TASK INSTRUCTIONS: Your task is to copy each line that has the word "solid".

ENTRIES SHOWN:
____________________

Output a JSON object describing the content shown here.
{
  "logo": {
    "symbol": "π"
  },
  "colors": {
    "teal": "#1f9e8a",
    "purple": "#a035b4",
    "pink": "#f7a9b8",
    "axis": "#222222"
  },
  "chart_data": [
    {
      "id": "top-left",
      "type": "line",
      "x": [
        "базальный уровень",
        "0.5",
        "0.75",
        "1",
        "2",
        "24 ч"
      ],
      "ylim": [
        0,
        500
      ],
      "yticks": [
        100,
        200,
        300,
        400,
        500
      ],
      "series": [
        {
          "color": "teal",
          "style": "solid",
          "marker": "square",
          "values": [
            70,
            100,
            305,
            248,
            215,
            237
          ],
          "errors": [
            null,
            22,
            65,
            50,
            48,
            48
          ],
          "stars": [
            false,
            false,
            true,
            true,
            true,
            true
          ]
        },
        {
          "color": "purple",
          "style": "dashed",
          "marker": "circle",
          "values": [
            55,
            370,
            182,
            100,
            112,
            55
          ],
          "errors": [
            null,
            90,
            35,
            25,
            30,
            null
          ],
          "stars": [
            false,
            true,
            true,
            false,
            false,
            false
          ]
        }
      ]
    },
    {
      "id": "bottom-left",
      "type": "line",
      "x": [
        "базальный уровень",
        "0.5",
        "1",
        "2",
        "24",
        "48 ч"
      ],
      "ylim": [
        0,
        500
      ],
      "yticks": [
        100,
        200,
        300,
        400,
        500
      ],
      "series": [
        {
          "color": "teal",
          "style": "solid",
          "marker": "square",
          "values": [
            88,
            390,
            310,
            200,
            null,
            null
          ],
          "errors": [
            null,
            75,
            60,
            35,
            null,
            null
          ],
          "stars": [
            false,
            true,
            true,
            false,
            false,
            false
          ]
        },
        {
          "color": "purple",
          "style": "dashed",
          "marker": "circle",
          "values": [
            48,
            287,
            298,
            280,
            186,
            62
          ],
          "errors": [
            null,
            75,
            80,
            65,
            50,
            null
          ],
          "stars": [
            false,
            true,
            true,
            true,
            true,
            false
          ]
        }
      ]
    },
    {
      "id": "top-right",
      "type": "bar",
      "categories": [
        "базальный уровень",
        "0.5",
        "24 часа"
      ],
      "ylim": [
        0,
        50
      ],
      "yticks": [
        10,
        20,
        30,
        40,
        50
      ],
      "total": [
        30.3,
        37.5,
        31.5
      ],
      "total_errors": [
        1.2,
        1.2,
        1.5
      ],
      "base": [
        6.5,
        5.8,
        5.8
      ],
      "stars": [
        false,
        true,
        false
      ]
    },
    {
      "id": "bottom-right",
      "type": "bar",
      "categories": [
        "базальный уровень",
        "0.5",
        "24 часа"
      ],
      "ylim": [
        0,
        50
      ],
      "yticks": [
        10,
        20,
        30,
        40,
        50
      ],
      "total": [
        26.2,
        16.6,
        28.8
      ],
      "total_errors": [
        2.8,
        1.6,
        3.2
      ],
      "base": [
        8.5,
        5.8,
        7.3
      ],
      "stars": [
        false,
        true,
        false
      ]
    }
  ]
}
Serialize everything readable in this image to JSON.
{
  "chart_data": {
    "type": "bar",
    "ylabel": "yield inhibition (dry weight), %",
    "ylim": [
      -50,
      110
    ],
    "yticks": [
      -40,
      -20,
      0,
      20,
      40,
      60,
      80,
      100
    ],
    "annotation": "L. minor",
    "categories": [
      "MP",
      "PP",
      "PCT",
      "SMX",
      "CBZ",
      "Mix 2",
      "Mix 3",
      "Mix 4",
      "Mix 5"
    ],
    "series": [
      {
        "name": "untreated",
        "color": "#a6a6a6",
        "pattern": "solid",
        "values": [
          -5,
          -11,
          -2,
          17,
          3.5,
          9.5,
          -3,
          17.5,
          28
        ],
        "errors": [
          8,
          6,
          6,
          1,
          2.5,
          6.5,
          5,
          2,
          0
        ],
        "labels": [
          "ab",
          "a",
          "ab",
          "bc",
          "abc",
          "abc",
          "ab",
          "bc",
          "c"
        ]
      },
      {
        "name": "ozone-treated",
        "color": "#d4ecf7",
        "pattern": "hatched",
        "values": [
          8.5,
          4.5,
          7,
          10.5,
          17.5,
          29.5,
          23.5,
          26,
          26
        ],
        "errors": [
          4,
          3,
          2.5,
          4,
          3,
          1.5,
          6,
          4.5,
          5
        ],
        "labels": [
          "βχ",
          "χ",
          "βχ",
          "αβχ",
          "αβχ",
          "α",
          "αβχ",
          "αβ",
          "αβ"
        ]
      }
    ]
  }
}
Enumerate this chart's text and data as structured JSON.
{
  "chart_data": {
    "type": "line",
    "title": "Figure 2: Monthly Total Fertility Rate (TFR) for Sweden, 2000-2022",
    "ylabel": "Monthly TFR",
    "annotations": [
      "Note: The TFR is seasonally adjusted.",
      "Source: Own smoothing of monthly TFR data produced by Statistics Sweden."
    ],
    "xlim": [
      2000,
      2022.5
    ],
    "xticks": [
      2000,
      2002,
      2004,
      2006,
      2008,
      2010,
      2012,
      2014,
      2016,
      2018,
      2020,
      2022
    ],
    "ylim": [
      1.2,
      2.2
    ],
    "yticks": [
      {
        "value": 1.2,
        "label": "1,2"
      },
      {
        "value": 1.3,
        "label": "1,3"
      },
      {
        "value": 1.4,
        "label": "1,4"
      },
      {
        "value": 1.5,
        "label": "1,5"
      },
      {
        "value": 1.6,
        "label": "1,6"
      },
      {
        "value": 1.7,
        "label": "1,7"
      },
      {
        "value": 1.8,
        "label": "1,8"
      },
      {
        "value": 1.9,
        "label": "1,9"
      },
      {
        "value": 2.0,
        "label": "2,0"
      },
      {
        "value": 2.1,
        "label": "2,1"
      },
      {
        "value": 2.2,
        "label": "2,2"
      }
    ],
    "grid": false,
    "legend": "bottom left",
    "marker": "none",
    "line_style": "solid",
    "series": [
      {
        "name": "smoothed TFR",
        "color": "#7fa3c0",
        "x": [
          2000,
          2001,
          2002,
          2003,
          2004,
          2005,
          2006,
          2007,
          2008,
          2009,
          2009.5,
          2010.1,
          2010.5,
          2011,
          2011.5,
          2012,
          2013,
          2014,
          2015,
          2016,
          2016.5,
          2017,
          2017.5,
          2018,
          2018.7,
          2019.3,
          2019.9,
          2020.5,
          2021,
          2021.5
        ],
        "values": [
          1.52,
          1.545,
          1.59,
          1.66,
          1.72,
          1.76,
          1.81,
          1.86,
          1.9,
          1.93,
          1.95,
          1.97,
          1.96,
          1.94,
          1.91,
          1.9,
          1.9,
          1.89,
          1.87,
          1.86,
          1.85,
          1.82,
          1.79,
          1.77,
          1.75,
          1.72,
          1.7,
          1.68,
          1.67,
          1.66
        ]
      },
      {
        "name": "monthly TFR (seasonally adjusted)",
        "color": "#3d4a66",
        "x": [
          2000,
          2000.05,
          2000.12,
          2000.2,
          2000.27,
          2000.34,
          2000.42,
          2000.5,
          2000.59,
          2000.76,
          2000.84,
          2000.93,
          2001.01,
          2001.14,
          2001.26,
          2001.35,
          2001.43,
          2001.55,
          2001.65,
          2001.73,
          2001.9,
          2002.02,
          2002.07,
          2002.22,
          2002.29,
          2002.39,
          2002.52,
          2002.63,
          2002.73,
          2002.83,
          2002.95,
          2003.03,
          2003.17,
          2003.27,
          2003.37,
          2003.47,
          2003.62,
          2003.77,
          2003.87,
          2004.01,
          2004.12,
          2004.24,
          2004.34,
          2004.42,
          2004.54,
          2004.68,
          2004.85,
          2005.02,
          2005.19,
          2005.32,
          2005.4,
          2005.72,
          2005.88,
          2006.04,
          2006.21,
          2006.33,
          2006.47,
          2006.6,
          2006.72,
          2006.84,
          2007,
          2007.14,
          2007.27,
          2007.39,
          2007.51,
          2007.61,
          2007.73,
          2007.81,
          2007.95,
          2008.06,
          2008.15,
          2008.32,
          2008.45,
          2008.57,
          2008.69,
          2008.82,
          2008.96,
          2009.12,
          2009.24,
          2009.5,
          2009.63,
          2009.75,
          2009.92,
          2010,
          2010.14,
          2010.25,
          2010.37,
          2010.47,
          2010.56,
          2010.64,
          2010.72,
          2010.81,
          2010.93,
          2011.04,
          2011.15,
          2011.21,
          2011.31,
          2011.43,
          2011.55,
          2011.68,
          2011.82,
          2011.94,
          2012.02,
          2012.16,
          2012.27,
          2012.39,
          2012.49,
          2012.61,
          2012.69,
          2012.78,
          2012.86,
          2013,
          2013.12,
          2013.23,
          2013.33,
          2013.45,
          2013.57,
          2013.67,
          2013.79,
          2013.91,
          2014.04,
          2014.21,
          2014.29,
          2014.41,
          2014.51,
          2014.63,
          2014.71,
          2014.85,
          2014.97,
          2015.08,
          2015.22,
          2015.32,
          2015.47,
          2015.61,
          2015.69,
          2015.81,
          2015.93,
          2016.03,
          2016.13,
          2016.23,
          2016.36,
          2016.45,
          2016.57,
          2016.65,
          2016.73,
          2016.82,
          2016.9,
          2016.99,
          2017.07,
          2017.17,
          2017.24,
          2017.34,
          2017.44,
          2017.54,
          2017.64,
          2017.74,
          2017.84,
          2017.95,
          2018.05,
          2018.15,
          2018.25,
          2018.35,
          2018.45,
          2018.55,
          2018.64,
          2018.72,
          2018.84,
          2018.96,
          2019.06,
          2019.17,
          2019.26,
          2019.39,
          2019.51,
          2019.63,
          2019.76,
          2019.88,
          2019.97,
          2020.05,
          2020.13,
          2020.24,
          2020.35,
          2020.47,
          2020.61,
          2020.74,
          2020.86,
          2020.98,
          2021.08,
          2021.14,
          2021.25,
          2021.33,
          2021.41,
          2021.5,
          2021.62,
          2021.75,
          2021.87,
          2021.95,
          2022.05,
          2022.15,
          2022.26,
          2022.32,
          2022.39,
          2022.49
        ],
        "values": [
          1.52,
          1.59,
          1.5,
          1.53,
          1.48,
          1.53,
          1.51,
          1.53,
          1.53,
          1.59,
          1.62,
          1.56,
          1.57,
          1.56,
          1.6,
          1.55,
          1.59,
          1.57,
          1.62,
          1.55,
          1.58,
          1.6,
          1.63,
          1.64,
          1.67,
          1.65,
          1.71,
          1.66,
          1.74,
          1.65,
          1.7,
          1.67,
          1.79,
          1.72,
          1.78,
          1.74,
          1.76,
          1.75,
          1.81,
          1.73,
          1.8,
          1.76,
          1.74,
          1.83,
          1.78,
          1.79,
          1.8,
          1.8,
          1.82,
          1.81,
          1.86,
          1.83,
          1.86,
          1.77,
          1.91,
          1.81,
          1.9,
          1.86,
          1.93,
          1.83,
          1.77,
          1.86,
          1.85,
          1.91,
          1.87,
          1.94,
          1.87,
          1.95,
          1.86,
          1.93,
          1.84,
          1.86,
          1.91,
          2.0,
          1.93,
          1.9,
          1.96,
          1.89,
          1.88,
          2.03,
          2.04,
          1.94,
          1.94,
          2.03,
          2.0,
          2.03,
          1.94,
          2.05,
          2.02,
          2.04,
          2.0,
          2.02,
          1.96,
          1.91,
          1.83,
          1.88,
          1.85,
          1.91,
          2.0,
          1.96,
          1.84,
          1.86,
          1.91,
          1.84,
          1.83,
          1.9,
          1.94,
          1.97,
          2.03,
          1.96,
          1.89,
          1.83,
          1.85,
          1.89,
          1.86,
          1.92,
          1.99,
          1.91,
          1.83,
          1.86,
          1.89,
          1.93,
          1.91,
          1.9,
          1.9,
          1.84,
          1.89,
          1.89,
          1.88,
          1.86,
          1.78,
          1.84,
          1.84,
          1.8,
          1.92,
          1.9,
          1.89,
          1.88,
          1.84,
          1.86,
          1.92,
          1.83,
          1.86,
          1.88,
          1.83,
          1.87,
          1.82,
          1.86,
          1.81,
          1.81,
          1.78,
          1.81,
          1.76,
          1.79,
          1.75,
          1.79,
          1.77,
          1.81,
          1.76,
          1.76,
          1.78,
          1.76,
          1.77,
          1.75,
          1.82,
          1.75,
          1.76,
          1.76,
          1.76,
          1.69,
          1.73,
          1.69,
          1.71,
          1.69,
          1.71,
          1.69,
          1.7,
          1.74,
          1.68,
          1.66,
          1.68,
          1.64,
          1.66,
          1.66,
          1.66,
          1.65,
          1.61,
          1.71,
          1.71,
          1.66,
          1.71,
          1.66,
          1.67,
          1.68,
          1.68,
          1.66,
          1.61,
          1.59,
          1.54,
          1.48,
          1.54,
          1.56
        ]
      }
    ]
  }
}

____________________

EXERCISE OUTPUT:
          "style": "solid",
          "style": "solid",
        "pattern": "solid",
    "line_style": "solid",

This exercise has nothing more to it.